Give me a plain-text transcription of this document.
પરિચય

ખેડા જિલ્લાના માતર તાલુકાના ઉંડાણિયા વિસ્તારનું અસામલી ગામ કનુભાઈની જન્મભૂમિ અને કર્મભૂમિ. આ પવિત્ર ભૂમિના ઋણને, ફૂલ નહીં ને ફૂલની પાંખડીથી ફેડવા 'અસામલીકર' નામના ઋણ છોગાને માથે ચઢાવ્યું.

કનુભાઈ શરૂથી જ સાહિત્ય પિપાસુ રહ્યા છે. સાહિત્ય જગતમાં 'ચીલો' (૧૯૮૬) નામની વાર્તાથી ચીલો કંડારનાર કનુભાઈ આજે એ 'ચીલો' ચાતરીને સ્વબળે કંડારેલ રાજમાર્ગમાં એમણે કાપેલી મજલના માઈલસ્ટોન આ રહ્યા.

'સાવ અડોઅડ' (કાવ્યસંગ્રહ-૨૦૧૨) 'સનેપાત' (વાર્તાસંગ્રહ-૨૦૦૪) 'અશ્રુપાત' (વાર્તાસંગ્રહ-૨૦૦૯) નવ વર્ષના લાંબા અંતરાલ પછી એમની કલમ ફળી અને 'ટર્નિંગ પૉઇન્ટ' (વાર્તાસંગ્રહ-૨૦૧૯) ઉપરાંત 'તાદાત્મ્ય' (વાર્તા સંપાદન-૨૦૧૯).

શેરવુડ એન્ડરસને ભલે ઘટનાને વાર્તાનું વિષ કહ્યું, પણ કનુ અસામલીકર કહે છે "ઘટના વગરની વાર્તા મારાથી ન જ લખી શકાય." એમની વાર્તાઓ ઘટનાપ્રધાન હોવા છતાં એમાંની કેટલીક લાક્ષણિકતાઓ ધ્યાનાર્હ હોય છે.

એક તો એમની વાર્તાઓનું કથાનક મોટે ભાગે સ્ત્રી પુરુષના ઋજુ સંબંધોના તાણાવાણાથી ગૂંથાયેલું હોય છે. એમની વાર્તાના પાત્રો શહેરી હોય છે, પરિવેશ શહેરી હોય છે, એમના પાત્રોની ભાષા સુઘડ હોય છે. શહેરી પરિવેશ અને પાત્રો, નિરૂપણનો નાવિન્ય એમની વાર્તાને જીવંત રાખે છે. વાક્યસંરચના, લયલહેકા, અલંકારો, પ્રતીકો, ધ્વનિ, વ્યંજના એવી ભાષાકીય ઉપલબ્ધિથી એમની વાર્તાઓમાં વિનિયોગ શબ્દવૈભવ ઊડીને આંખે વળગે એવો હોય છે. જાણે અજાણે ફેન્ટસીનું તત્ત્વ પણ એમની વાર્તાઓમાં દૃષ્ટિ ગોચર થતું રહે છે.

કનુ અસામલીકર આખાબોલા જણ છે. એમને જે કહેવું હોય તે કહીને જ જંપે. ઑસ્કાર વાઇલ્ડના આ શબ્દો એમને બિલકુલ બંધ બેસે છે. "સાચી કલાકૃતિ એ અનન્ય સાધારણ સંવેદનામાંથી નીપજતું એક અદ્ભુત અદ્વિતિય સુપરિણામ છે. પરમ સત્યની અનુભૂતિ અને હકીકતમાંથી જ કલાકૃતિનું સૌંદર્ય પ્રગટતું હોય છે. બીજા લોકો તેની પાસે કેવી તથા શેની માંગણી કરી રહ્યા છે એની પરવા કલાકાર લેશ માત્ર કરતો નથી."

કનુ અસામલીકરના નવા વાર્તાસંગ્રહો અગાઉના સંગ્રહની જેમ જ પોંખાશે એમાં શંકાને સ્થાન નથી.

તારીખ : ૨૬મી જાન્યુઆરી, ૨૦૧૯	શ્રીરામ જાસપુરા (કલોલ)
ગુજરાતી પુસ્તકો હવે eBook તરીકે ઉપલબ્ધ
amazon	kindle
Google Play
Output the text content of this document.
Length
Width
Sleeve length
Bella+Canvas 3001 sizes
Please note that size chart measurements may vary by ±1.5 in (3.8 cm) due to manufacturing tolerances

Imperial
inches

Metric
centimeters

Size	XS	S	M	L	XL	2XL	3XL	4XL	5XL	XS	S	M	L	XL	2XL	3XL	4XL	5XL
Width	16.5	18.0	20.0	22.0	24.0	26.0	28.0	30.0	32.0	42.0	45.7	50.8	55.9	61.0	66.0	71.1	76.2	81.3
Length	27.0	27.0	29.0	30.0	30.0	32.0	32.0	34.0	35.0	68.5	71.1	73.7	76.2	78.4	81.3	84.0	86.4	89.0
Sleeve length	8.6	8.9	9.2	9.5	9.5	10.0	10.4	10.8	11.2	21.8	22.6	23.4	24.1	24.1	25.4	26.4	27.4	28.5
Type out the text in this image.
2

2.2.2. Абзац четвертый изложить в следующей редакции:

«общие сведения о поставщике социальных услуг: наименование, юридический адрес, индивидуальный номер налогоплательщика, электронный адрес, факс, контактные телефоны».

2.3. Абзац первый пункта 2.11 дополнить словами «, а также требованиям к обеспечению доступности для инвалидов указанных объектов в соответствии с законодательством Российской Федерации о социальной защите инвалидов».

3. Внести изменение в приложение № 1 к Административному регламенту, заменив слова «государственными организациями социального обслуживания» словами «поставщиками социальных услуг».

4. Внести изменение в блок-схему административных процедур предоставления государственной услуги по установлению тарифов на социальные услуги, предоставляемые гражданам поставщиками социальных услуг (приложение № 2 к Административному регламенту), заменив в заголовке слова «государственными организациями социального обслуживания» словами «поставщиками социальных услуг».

***

TASK. Output all of the data above without any alteration.

FULL ANSWER.
Give me a plain-text transcription of this document.
પરિચય

ખેડા જિલ્લાના માતર તાલુકાના ઉંડાણિયા વિસ્તારનું અસામલી ગામ કનુભાઈની જન્મભૂમિ અને કર્મભૂમિ. આ પવિત્ર ભૂમિના ઋણને, ફૂલ નહીં ને ફૂલની પાંખડીથી ફેડવા 'અસામલીકર' નામના ઋણ છોગાને માથે ચઢાવ્યું.

કનુભાઈ શરૂથી જ સાહિત્ય પિપાસુ રહ્યા છે. સાહિત્ય જગતમાં 'ચીલો' (૧૯૮૬) નામની વાર્તાથી ચીલો કંડારનાર કનુભાઈ આજે એ 'ચીલો' ચાતરીને સ્વબળે કંડારેલ રાજમાર્ગમાં એમણે કાપેલી મજલના માઈલસ્ટોન આ રહ્યા.

'સાવ અડોઅડ' (કાવ્યસંગ્રહ-૨૦૧૨) 'સનેપાત' (વાર્તાસંગ્રહ-૨૦૦૪) 'અશ્રુપાત' (વાર્તાસંગ્રહ-૨૦૦૯) નવ વર્ષના લાંબા અંતરાલ પછી એમની કલમ ફળી અને 'ટર્નિંગ પૉઇન્ટ' (વાર્તાસંગ્રહ-૨૦૧૯) ઉપરાંત 'તાદાત્મ્ય' (વાર્તા સંપાદન-૨૦૧૯).

શેરવુડ એન્ડરસને ભલે ઘટનાને વાર્તાનું વિષ કહ્યું, પણ કનુ અસામલીકર કહે છે "ઘટના વગરની વાર્તા મારાથી ન જ લખી શકાય." એમની વાર્તાઓ ઘટનાપ્રધાન હોવા છતાં એમાંની કેટલીક લાક્ષણિકતાઓ ધ્યાનાર્હ હોય છે.

એક તો એમની વાર્તાઓનું કથાનક મોટે ભાગે સ્ત્રી પુરુષના ઋજુ સંબંધોના તાણાવાણાથી ગૂંથાયેલું હોય છે. એમની વાર્તાના પાત્રો શહેરી હોય છે, પરિવેશ શહેરી હોય છે, એમના પાત્રોની ભાષા સુઘડ હોય છે. શહેરી પરિવેશ અને પાત્રો, નિરૂપણનો નાવિન્ય એમની વાર્તાને જીવંત રાખે છે. વાક્યસંરચના, લયલહેકા, અલંકારો, પ્રતીકો, ધ્વનિ, વ્યંજના એવી ભાષાકીય ઉપલબ્ધિથી એમની વાર્તાઓમાં વિનિયોગ શબ્દવૈભવ ઊડીને આંખે વળગે એવો હોય છે. જાણે અજાણે ફેન્ટસીનું તત્ત્વ પણ એમની વાર્તાઓમાં દૃષ્ટિ ગોચર થતું રહે છે.

કનુ અસામલીકર આખાબોલા જણ છે. એમને જે કહેવું હોય તે કહીને જ જંપે. ઑસ્કાર વાઇલ્ડના આ શબ્દો એમને બિલકુલ બંધ બેસે છે. "સાચી કલાકૃતિ એ અનન્ય સાધારણ સંવેદનામાંથી નીપજતું એક અદ્ભુત અદ્વિતિય સુપરિણામ છે. પરમ સત્યની અનુભૂતિ અને હકીકતમાંથી જ કલાકૃતિનું સૌંદર્ય પ્રગટતું હોય છે. બીજા લોકો તેની પાસે કેવી તથા શેની માંગણી કરી રહ્યા છે એની પરવા કલાકાર લેશ માત્ર કરતો નથી."

કનુ અસામલીકરના નવા વાર્તાસંગ્રહો અગાઉના સંગ્રહની જેમ જ પોંખાશે એમાં શંકાને સ્થાન નથી.

તારીખ : ૨૬મી જાન્યુઆરી, ૨૦૧૯	શ્રીરામ જાસપુરા (કલોલ)
ગુજરાતી પુસ્તકો હવે eBook તરીકે ઉપલબ્ધ
amazon	kindle
Google Play
Output the text content of this document.
Length
Width
Sleeve length
Bella+Canvas 3001 sizes
Please note that size chart measurements may vary by ±1.5 in (3.8 cm) due to manufacturing tolerances

Imperial
inches

Metric
centimeters

Size	XS	S	M	L	XL	2XL	3XL	4XL	5XL	XS	S	M	L	XL	2XL	3XL	4XL	5XL
Width	16.5	18.0	20.0	22.0	24.0	26.0	28.0	30.0	32.0	42.0	45.7	50.8	55.9	61.0	66.0	71.1	76.2	81.3
Length	27.0	27.0	29.0	30.0	30.0	32.0	32.0	34.0	35.0	68.5	71.1	73.7	76.2	78.4	81.3	84.0	86.4	89.0
Sleeve length	8.6	8.9	9.2	9.5	9.5	10.0	10.4	10.8	11.2	21.8	22.6	23.4	24.1	24.1	25.4	26.4	27.4	28.5
Type out the text in this image.
2

2.2.2. Абзац четвертый изложить в следующей редакции:

«общие сведения о поставщике социальных услуг: наименование, юридический адрес, индивидуальный номер налогоплательщика, электронный адрес, факс, контактные телефоны».

2.3. Абзац первый пункта 2.11 дополнить словами «, а также требованиям к обеспечению доступности для инвалидов указанных объектов в соответствии с законодательством Российской Федерации о социальной защите инвалидов».

3. Внести изменение в приложение № 1 к Административному регламенту, заменив слова «государственными организациями социального обслуживания» словами «поставщиками социальных услуг».

4. Внести изменение в блок-схему административных процедур предоставления государственной услуги по установлению тарифов на социальные услуги, предоставляемые гражданам поставщиками социальных услуг (приложение № 2 к Административному регламенту), заменив в заголовке слова «государственными организациями социального обслуживания» словами «поставщиками социальных услуг».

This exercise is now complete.